Supplied material –
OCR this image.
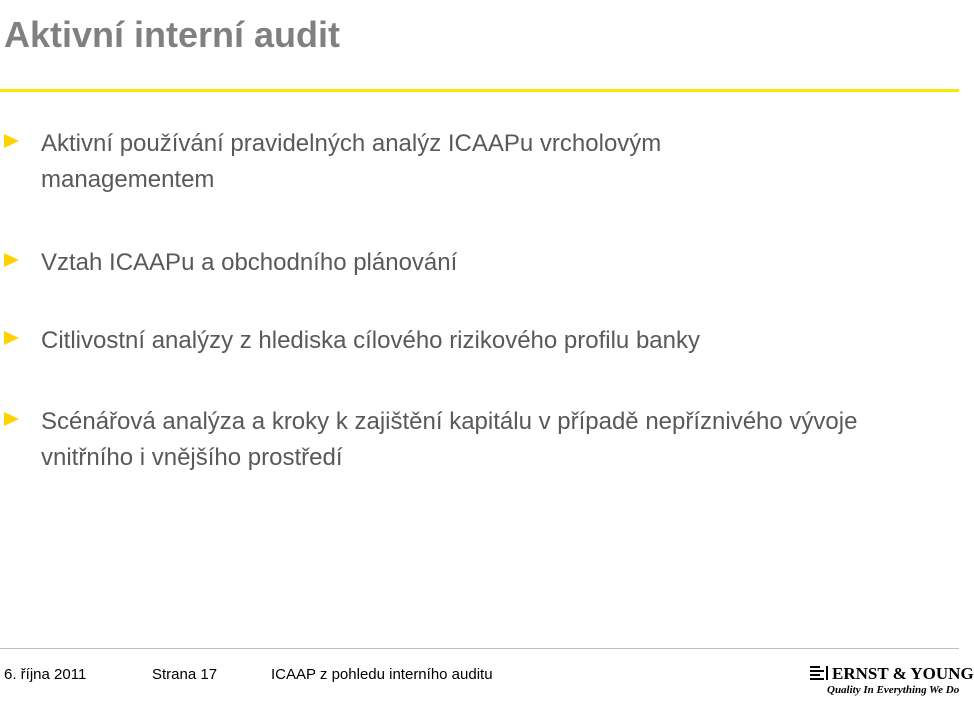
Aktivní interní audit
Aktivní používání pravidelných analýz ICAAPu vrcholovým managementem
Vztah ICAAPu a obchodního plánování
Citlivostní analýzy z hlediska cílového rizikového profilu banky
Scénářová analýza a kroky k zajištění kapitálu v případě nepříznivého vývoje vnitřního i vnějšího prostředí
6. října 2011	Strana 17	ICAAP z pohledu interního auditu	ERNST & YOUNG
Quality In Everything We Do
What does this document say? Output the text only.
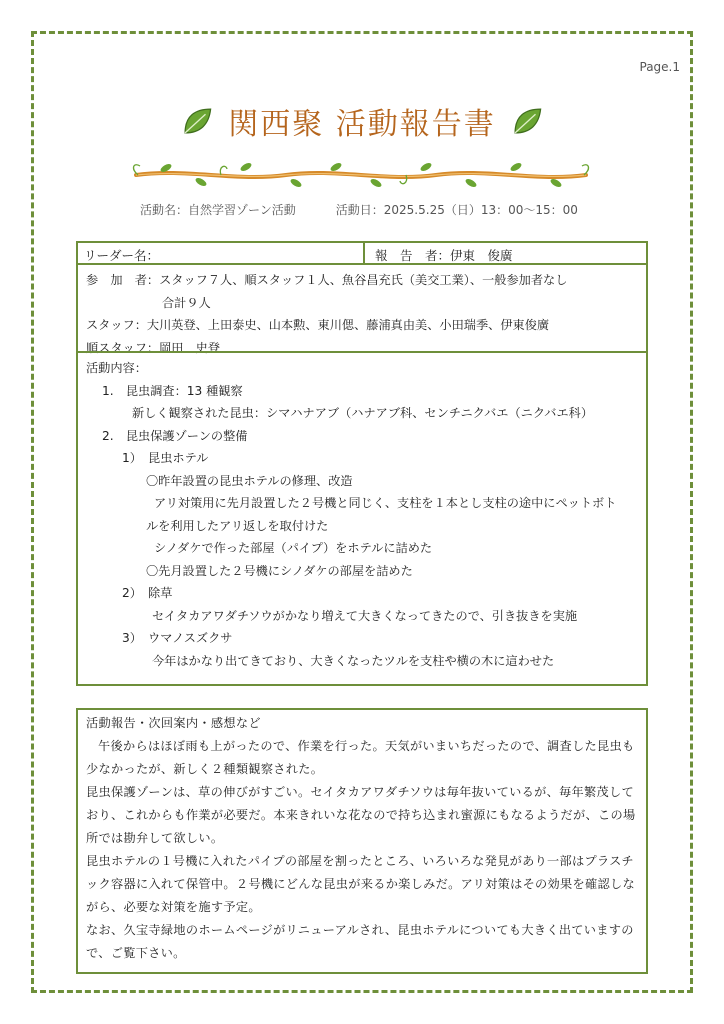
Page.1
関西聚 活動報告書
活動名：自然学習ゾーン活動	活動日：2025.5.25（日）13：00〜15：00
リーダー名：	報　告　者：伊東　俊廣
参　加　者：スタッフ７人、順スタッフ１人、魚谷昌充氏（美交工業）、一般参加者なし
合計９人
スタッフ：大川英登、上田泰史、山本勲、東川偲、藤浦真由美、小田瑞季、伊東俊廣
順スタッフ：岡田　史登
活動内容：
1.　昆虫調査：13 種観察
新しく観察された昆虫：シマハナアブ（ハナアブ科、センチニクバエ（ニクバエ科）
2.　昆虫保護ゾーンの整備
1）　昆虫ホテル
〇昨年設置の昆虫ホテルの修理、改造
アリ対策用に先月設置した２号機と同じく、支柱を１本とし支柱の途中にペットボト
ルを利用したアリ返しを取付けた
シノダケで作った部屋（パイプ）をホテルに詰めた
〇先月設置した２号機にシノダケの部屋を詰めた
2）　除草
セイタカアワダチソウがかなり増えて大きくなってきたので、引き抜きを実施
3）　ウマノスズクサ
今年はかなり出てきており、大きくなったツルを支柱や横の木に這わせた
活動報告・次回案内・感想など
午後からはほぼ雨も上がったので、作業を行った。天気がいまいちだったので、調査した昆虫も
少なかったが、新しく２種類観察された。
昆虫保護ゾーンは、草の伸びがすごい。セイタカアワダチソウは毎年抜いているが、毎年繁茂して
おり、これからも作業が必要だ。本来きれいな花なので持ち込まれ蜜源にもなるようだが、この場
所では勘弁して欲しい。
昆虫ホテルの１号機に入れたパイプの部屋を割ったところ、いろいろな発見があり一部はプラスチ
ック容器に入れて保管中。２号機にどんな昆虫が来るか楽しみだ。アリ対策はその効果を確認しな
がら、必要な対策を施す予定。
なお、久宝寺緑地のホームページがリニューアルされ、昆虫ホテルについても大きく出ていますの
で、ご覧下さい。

Written task –
The data above needs to be retyped exactly, with the images left out.

Task solution –
OCR this image.
Aktivní interní audit
Aktivní používání pravidelných analýz ICAAPu vrcholovým managementem
Vztah ICAAPu a obchodního plánování
Citlivostní analýzy z hlediska cílového rizikového profilu banky
Scénářová analýza a kroky k zajištění kapitálu v případě nepříznivého vývoje vnitřního i vnějšího prostředí
6. října 2011	Strana 17	ICAAP z pohledu interního auditu	ERNST & YOUNG
Quality In Everything We Do
What does this document say? Output the text only.
Page.1
関西聚 活動報告書
活動名：自然学習ゾーン活動	活動日：2025.5.25（日）13：00〜15：00
リーダー名：	報　告　者：伊東　俊廣
参　加　者：スタッフ７人、順スタッフ１人、魚谷昌充氏（美交工業）、一般参加者なし
合計９人
スタッフ：大川英登、上田泰史、山本勲、東川偲、藤浦真由美、小田瑞季、伊東俊廣
順スタッフ：岡田　史登
活動内容：
1.　昆虫調査：13 種観察
新しく観察された昆虫：シマハナアブ（ハナアブ科、センチニクバエ（ニクバエ科）
2.　昆虫保護ゾーンの整備
1）　昆虫ホテル
〇昨年設置の昆虫ホテルの修理、改造
アリ対策用に先月設置した２号機と同じく、支柱を１本とし支柱の途中にペットボト
ルを利用したアリ返しを取付けた
シノダケで作った部屋（パイプ）をホテルに詰めた
〇先月設置した２号機にシノダケの部屋を詰めた
2）　除草
セイタカアワダチソウがかなり増えて大きくなってきたので、引き抜きを実施
3）　ウマノスズクサ
今年はかなり出てきており、大きくなったツルを支柱や横の木に這わせた
活動報告・次回案内・感想など
午後からはほぼ雨も上がったので、作業を行った。天気がいまいちだったので、調査した昆虫も
少なかったが、新しく２種類観察された。
昆虫保護ゾーンは、草の伸びがすごい。セイタカアワダチソウは毎年抜いているが、毎年繁茂して
おり、これからも作業が必要だ。本来きれいな花なので持ち込まれ蜜源にもなるようだが、この場
所では勘弁して欲しい。
昆虫ホテルの１号機に入れたパイプの部屋を割ったところ、いろいろな発見があり一部はプラスチ
ック容器に入れて保管中。２号機にどんな昆虫が来るか楽しみだ。アリ対策はその効果を確認しな
がら、必要な対策を施す予定。
なお、久宝寺緑地のホームページがリニューアルされ、昆虫ホテルについても大きく出ていますの
で、ご覧下さい。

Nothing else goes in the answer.